Leave out the pictures and copy everything else below exactly.
— BEGIN —
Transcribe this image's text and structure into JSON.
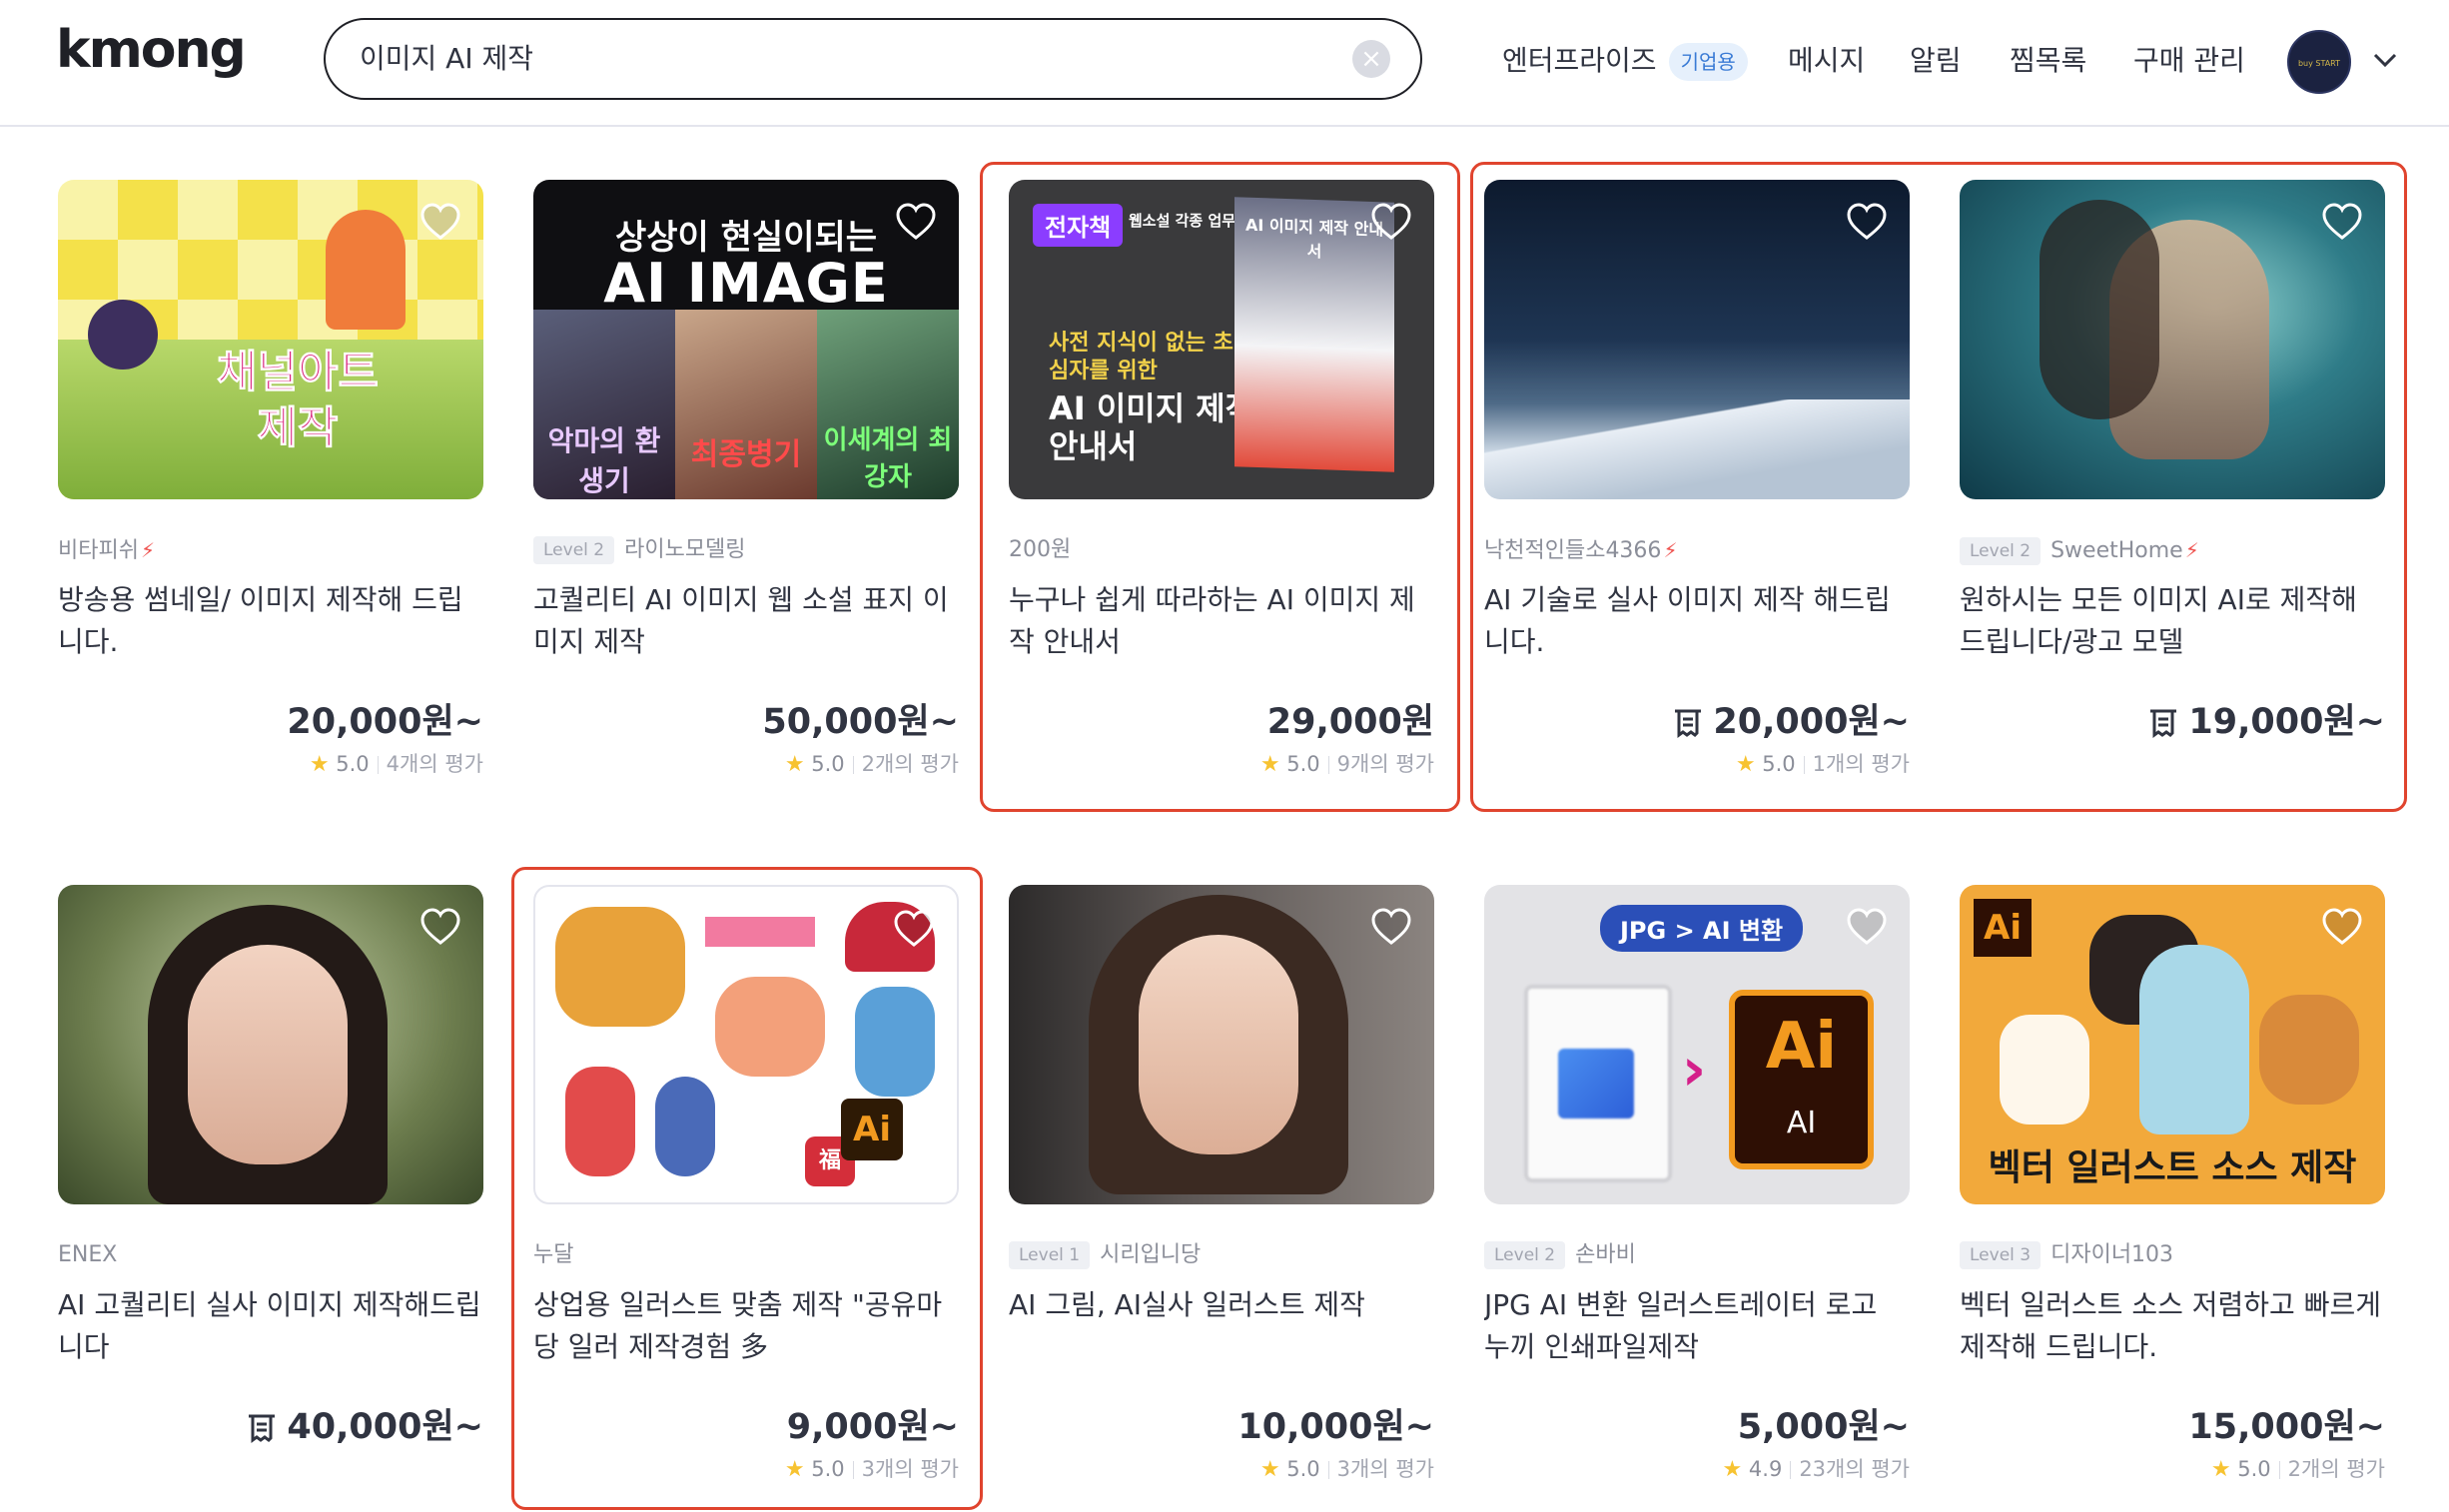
{
  "header": {
    "logo": "kmong",
    "search_value": "이미지 AI 제작",
    "nav": {
      "enterprise": "엔터프라이즈",
      "enterprise_badge": "기업용",
      "messages": "메시지",
      "alerts": "알림",
      "wishlist": "찜목록",
      "purchases": "구매 관리"
    },
    "avatar_text": "buy START"
  },
  "cards": [
    {
      "seller": "비타피쉬",
      "level": "",
      "title": "방송용 썸네일/ 이미지 제작해 드립니다.",
      "price": "20,000원~",
      "rating": "5.0",
      "reviews": "4개의 평가",
      "thumb_text": [
        "채널아트",
        "제작"
      ]
    },
    {
      "seller": "라이노모델링",
      "level": "Level 2",
      "title": "고퀄리티 AI 이미지 웹 소설 표지 이미지 제작",
      "price": "50,000원~",
      "rating": "5.0",
      "reviews": "2개의 평가",
      "thumb_text": [
        "상상이 현실이되는",
        "AI IMAGE",
        "악마의 환생기",
        "최종병기",
        "이세계의 최강자"
      ]
    },
    {
      "seller": "200원",
      "level": "",
      "title": "누구나 쉽게 따라하는 AI 이미지 제작 안내서",
      "price": "29,000원",
      "rating": "5.0",
      "reviews": "9개의 평가",
      "thumb_text": [
        "전자책",
        "웹소설 각종 업무",
        "사전 지식이 없는 초심자를 위한",
        "AI 이미지 제작 안내서",
        "AI 이미지 제작 안내서"
      ]
    },
    {
      "seller": "낙천적인들소4366",
      "level": "",
      "title": "AI 기술로 실사 이미지 제작 해드립니다.",
      "price": "20,000원~",
      "rating": "5.0",
      "reviews": "1개의 평가"
    },
    {
      "seller": "SweetHome",
      "level": "Level 2",
      "title": "원하시는 모든 이미지 AI로 제작해 드립니다/광고 모델",
      "price": "19,000원~",
      "rating": "",
      "reviews": ""
    },
    {
      "seller": "ENEX",
      "level": "",
      "title": "AI 고퀄리티 실사 이미지 제작해드립니다",
      "price": "40,000원~",
      "rating": "",
      "reviews": ""
    },
    {
      "seller": "누달",
      "level": "",
      "title": "상업용 일러스트 맞춤 제작 \"공유마당 일러 제작경험 多",
      "price": "9,000원~",
      "rating": "5.0",
      "reviews": "3개의 평가",
      "thumb_text": [
        "Ai",
        "福"
      ]
    },
    {
      "seller": "시리입니당",
      "level": "Level 1",
      "title": "AI 그림, AI실사 일러스트 제작",
      "price": "10,000원~",
      "rating": "5.0",
      "reviews": "3개의 평가"
    },
    {
      "seller": "손바비",
      "level": "Level 2",
      "title": "JPG AI 변환 일러스트레이터 로고 누끼 인쇄파일제작",
      "price": "5,000원~",
      "rating": "4.9",
      "reviews": "23개의 평가",
      "thumb_text": [
        "JPG > AI 변환",
        "Ai",
        "AI"
      ]
    },
    {
      "seller": "디자이너103",
      "level": "Level 3",
      "title": "벡터 일러스트 소스 저렴하고 빠르게 제작해 드립니다.",
      "price": "15,000원~",
      "rating": "5.0",
      "reviews": "2개의 평가",
      "thumb_text": [
        "Ai",
        "벡터 일러스트 소스 제작"
      ]
    }
  ],
  "colors": {
    "highlight": "#e0442e",
    "bolt": "#ef5350",
    "star": "#f7c331",
    "badge_bg": "#e6f0fc"
  },
  "icons": [
    "search-clear-icon",
    "heart-icon",
    "star-icon",
    "lightning-icon",
    "chevron-down-icon",
    "receipt-icon"
  ]
}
— END —
**Task result**
Transcribe this image's text and structure into JSON.
{
  "header": {
    "logo": "kmong",
    "search_value": "이미지 AI 제작",
    "nav": {
      "enterprise": "엔터프라이즈",
      "enterprise_badge": "기업용",
      "messages": "메시지",
      "alerts": "알림",
      "wishlist": "찜목록",
      "purchases": "구매 관리"
    },
    "avatar_text": "buy START"
  },
  "cards": [
    {
      "seller": "비타피쉬",
      "level": "",
      "title": "방송용 썸네일/ 이미지 제작해 드립니다.",
      "price": "20,000원~",
      "rating": "5.0",
      "reviews": "4개의 평가",
      "thumb_text": [
        "채널아트",
        "제작"
      ]
    },
    {
      "seller": "라이노모델링",
      "level": "Level 2",
      "title": "고퀄리티 AI 이미지 웹 소설 표지 이미지 제작",
      "price": "50,000원~",
      "rating": "5.0",
      "reviews": "2개의 평가",
      "thumb_text": [
        "상상이 현실이되는",
        "AI IMAGE",
        "악마의 환생기",
        "최종병기",
        "이세계의 최강자"
      ]
    },
    {
      "seller": "200원",
      "level": "",
      "title": "누구나 쉽게 따라하는 AI 이미지 제작 안내서",
      "price": "29,000원",
      "rating": "5.0",
      "reviews": "9개의 평가",
      "thumb_text": [
        "전자책",
        "웹소설 각종 업무",
        "사전 지식이 없는 초심자를 위한",
        "AI 이미지 제작 안내서",
        "AI 이미지 제작 안내서"
      ]
    },
    {
      "seller": "낙천적인들소4366",
      "level": "",
      "title": "AI 기술로 실사 이미지 제작 해드립니다.",
      "price": "20,000원~",
      "rating": "5.0",
      "reviews": "1개의 평가"
    },
    {
      "seller": "SweetHome",
      "level": "Level 2",
      "title": "원하시는 모든 이미지 AI로 제작해 드립니다/광고 모델",
      "price": "19,000원~",
      "rating": "",
      "reviews": ""
    },
    {
      "seller": "ENEX",
      "level": "",
      "title": "AI 고퀄리티 실사 이미지 제작해드립니다",
      "price": "40,000원~",
      "rating": "",
      "reviews": ""
    },
    {
      "seller": "누달",
      "level": "",
      "title": "상업용 일러스트 맞춤 제작 \"공유마당 일러 제작경험 多",
      "price": "9,000원~",
      "rating": "5.0",
      "reviews": "3개의 평가",
      "thumb_text": [
        "Ai",
        "福"
      ]
    },
    {
      "seller": "시리입니당",
      "level": "Level 1",
      "title": "AI 그림, AI실사 일러스트 제작",
      "price": "10,000원~",
      "rating": "5.0",
      "reviews": "3개의 평가"
    },
    {
      "seller": "손바비",
      "level": "Level 2",
      "title": "JPG AI 변환 일러스트레이터 로고 누끼 인쇄파일제작",
      "price": "5,000원~",
      "rating": "4.9",
      "reviews": "23개의 평가",
      "thumb_text": [
        "JPG > AI 변환",
        "Ai",
        "AI"
      ]
    },
    {
      "seller": "디자이너103",
      "level": "Level 3",
      "title": "벡터 일러스트 소스 저렴하고 빠르게 제작해 드립니다.",
      "price": "15,000원~",
      "rating": "5.0",
      "reviews": "2개의 평가",
      "thumb_text": [
        "Ai",
        "벡터 일러스트 소스 제작"
      ]
    }
  ],
  "colors": {
    "highlight": "#e0442e",
    "bolt": "#ef5350",
    "star": "#f7c331",
    "badge_bg": "#e6f0fc"
  },
  "icons": [
    "search-clear-icon",
    "heart-icon",
    "star-icon",
    "lightning-icon",
    "chevron-down-icon",
    "receipt-icon"
  ]
}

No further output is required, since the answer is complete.